WHAT IS EXPECTED: Select the lines of the records containing the word "baseline" and list them.

- - - - -

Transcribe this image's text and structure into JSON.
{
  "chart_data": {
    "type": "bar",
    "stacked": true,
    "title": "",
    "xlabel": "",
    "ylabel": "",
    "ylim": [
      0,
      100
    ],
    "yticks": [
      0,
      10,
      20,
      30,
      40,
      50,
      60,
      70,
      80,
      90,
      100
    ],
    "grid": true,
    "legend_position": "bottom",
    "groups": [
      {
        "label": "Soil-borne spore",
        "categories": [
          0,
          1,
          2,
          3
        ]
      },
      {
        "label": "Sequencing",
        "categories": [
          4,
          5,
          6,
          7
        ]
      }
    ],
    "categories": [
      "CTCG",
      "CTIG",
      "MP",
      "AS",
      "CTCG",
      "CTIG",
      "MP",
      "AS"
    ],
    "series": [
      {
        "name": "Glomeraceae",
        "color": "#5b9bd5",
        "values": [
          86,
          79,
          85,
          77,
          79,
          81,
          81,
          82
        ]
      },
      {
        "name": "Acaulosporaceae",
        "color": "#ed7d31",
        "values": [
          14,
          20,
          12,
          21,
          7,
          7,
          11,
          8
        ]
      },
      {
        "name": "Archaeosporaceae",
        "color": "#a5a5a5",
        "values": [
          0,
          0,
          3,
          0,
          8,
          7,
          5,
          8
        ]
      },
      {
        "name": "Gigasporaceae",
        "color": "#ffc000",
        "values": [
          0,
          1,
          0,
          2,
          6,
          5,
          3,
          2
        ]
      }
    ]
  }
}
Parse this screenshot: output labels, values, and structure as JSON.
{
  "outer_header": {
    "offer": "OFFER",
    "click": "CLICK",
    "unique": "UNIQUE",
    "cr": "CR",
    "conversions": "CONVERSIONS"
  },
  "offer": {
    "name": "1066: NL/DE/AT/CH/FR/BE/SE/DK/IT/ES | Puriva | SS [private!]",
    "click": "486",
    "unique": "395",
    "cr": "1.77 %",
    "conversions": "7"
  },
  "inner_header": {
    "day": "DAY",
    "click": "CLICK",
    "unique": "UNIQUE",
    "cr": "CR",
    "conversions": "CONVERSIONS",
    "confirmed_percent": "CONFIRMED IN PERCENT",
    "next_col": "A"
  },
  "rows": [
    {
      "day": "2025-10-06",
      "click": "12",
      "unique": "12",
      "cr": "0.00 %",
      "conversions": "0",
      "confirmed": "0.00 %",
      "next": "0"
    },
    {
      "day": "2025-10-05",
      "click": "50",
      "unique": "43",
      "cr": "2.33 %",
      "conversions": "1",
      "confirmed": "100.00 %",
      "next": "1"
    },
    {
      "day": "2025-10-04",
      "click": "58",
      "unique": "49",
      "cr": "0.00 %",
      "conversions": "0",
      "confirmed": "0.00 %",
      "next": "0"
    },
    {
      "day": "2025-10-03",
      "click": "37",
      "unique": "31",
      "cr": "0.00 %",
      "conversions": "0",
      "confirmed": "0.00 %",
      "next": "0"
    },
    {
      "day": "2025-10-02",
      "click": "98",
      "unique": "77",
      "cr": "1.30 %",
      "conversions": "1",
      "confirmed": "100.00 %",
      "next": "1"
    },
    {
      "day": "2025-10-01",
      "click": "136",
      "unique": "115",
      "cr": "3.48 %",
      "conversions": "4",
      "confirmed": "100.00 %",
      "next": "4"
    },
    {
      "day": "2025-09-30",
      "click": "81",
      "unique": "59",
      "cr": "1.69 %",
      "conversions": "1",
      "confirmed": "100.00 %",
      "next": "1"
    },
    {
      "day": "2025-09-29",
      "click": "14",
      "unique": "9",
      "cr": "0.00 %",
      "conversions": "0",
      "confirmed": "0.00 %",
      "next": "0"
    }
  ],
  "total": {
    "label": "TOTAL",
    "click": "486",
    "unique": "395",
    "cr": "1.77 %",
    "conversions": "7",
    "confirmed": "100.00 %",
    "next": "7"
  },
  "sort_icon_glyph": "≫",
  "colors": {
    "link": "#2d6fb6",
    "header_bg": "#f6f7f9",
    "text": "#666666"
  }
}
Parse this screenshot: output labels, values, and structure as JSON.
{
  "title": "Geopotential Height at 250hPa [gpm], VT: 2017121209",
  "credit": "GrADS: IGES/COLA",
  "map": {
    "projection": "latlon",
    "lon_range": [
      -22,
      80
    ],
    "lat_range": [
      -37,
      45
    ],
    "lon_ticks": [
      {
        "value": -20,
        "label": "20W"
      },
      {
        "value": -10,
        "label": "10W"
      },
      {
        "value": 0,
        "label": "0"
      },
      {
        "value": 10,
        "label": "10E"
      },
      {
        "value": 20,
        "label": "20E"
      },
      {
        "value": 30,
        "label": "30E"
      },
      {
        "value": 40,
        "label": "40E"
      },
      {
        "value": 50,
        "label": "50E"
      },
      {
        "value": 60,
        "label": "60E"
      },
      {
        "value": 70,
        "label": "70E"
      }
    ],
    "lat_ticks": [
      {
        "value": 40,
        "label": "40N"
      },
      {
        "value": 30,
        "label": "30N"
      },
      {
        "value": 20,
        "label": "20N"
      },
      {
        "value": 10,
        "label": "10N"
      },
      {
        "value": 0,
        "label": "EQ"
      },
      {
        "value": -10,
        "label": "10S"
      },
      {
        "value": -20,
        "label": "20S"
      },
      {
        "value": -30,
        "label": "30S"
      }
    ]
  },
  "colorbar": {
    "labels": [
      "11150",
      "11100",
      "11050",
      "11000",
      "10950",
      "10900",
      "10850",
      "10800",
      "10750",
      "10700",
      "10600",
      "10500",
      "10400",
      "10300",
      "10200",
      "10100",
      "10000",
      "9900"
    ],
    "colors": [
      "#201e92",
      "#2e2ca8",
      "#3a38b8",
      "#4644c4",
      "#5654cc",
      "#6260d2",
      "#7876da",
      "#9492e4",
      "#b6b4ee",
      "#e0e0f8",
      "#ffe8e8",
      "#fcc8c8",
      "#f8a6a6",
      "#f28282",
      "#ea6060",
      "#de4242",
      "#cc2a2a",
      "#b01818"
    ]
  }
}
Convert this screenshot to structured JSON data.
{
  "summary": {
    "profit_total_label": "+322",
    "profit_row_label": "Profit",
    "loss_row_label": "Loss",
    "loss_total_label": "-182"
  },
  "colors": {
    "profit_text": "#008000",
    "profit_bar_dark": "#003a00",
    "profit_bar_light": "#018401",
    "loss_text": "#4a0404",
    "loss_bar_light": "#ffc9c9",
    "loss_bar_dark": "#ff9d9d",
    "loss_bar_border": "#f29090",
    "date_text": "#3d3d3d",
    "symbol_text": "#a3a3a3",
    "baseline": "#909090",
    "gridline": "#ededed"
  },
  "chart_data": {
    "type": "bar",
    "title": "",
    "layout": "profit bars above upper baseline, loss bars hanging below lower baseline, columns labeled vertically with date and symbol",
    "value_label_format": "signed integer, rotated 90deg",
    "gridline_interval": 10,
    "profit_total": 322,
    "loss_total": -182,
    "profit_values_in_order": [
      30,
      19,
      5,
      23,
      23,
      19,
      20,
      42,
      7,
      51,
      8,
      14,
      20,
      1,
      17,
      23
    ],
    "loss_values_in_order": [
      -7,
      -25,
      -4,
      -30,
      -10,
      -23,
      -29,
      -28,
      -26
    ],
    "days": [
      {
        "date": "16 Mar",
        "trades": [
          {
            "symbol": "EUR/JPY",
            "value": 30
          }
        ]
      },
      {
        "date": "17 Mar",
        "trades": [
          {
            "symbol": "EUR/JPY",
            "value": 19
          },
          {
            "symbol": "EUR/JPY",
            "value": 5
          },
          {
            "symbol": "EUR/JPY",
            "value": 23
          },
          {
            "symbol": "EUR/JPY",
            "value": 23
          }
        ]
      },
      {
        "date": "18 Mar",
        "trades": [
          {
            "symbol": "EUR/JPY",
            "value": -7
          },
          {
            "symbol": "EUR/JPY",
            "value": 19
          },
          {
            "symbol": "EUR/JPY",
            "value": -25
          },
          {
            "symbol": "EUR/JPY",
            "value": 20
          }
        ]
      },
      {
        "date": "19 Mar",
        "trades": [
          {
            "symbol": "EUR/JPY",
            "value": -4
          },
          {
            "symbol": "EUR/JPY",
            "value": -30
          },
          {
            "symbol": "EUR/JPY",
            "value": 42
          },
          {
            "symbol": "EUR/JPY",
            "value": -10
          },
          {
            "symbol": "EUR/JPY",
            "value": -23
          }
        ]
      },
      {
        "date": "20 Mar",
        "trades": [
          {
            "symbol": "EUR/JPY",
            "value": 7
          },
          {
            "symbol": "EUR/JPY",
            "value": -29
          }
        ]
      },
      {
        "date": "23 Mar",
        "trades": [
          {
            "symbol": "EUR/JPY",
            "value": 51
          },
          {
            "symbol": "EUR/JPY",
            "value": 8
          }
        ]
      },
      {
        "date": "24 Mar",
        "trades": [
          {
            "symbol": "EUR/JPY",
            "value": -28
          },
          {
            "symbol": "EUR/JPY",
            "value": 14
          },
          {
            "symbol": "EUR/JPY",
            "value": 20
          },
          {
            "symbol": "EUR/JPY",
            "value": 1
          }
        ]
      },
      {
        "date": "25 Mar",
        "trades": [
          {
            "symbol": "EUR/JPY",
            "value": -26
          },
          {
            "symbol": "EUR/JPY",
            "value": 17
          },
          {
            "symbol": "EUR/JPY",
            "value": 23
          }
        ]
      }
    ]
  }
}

- - - - -

OUTPUT FOR THIS EXERCISE:
    "baseline": "#909090",
    "layout": "profit bars above upper baseline, loss bars hanging below lower baseline, columns labeled vertically with date and symbol",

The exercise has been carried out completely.